* Data excerpts
----

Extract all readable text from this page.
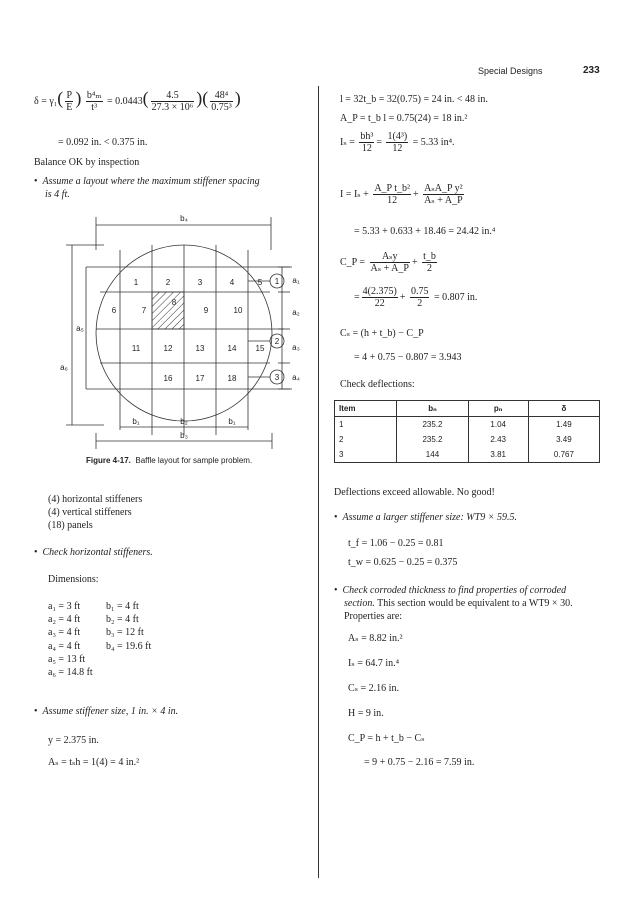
Special Designs	233
$\delta = \gamma_1( \frac{P}{E}$ ) $\frac{\text{b⁴ₘ}}{\text{t³}} = 0.0443( \frac{4.5}{\text{27.3 × 10⁶}}$ )( $\frac{\text{48⁴}}{\text{0.75³}}$ )
= 0.092 in. < 0.375 in.
Balance OK by inspection
• Assume a layout where the maximum stiffener spacing
is 4 ft.
b₄
1	2	3	4	5
6	7
8
9	10
11	12	13	14 15
16	17	18
1
2
3
a₁
a₂
a₃
a₄
a₅
a₆
b₁	b₂	b₁
b₃
Figure 4-17. Baffle layout for sample problem.
(4) horizontal stiffeners
(4) vertical stiffeners
(18) panels
• Check horizontal stiffeners.
Dimensions:
a₁ = 3 ft
a₂ = 4 ft
a₃ = 4 ft
a₄ = 4 ft
a₅ = 13 ft
a₆ = 14.8 ft
b₁ = 4 ft
b₂ = 4 ft
b₃ = 12 ft
b₄ = 19.6 ft
• Assume stiffener size, 1 in. × 4 in.
y = 2.375 in.
Aₛ = tₛh = 1(4) = 4 in.²
l = 32t_b = 32(0.75) = 24 in. < 48 in.
A_P = t_b l = 0.75(24) = 18 in.²
$I_s = \frac{\text{bh³}}{12} = \frac{\text{1(4³)}}{12} = 5.33$ in⁴.
$I = I_s + \frac{\text{A\_P t\_b²}}{12} + \frac{\text{AₛA\_P y²}}{\text{Aₛ + A\_P}}$
= 5.33 + 0.633 + 18.46 = 24.42 in.⁴
C_P = $\frac{\text{Aₛy}}{\text{Aₛ + A\_P}} + \frac{t\_b}{2}$
= $\frac{4(2.375)}{22} + \frac{0.75}{2} = 0.807$ in.
Cₛ = (h + t_b) − C_P
= 4 + 0.75 − 0.807 = 3.943
Check deflections:
Item	bₙ	pₙ	δ
1	235.2	1.04	1.49
2	235.2	2.43	3.49
3	144	3.81	0.767
Deflections exceed allowable. No good!
• Assume a larger stiffener size: WT9 × 59.5.
t_f = 1.06 − 0.25 = 0.81
t_w = 0.625 − 0.25 = 0.375
• Check corroded thickness to find properties of corroded
section. This section would be equivalent to a WT9 × 30.
Properties are:
Aₛ = 8.82 in.²
Iₛ = 64.7 in.⁴
Cₛ = 2.16 in.
H = 9 in.
C_P = h + t_b − Cₛ
= 9 + 0.75 − 2.16 = 7.59 in.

----

* Aim
Every line above should be returned exactly; the pictures stay out.

* Response
Extract all readable text from this page.
Special Designs	233
$\delta = \gamma_1( \frac{P}{E}$ ) $\frac{\text{b⁴ₘ}}{\text{t³}} = 0.0443( \frac{4.5}{\text{27.3 × 10⁶}}$ )( $\frac{\text{48⁴}}{\text{0.75³}}$ )
= 0.092 in. < 0.375 in.
Balance OK by inspection
• Assume a layout where the maximum stiffener spacing
is 4 ft.
b₄
1	2	3	4	5
6	7
8
9	10
11	12	13	14 15
16	17	18
1
2
3
a₁
a₂
a₃
a₄
a₅
a₆
b₁	b₂	b₁
b₃
Figure 4-17. Baffle layout for sample problem.
(4) horizontal stiffeners
(4) vertical stiffeners
(18) panels
• Check horizontal stiffeners.
Dimensions:
a₁ = 3 ft
a₂ = 4 ft
a₃ = 4 ft
a₄ = 4 ft
a₅ = 13 ft
a₆ = 14.8 ft
b₁ = 4 ft
b₂ = 4 ft
b₃ = 12 ft
b₄ = 19.6 ft
• Assume stiffener size, 1 in. × 4 in.
y = 2.375 in.
Aₛ = tₛh = 1(4) = 4 in.²
l = 32t_b = 32(0.75) = 24 in. < 48 in.
A_P = t_b l = 0.75(24) = 18 in.²
$I_s = \frac{\text{bh³}}{12} = \frac{\text{1(4³)}}{12} = 5.33$ in⁴.
$I = I_s + \frac{\text{A\_P t\_b²}}{12} + \frac{\text{AₛA\_P y²}}{\text{Aₛ + A\_P}}$
= 5.33 + 0.633 + 18.46 = 24.42 in.⁴
C_P = $\frac{\text{Aₛy}}{\text{Aₛ + A\_P}} + \frac{t\_b}{2}$
= $\frac{4(2.375)}{22} + \frac{0.75}{2} = 0.807$ in.
Cₛ = (h + t_b) − C_P
= 4 + 0.75 − 0.807 = 3.943
Check deflections:
Item	bₙ	pₙ	δ
1	235.2	1.04	1.49
2	235.2	2.43	3.49
3	144	3.81	0.767
Deflections exceed allowable. No good!
• Assume a larger stiffener size: WT9 × 59.5.
t_f = 1.06 − 0.25 = 0.81
t_w = 0.625 − 0.25 = 0.375
• Check corroded thickness to find properties of corroded
section. This section would be equivalent to a WT9 × 30.
Properties are:
Aₛ = 8.82 in.²
Iₛ = 64.7 in.⁴
Cₛ = 2.16 in.
H = 9 in.
C_P = h + t_b − Cₛ
= 9 + 0.75 − 2.16 = 7.59 in.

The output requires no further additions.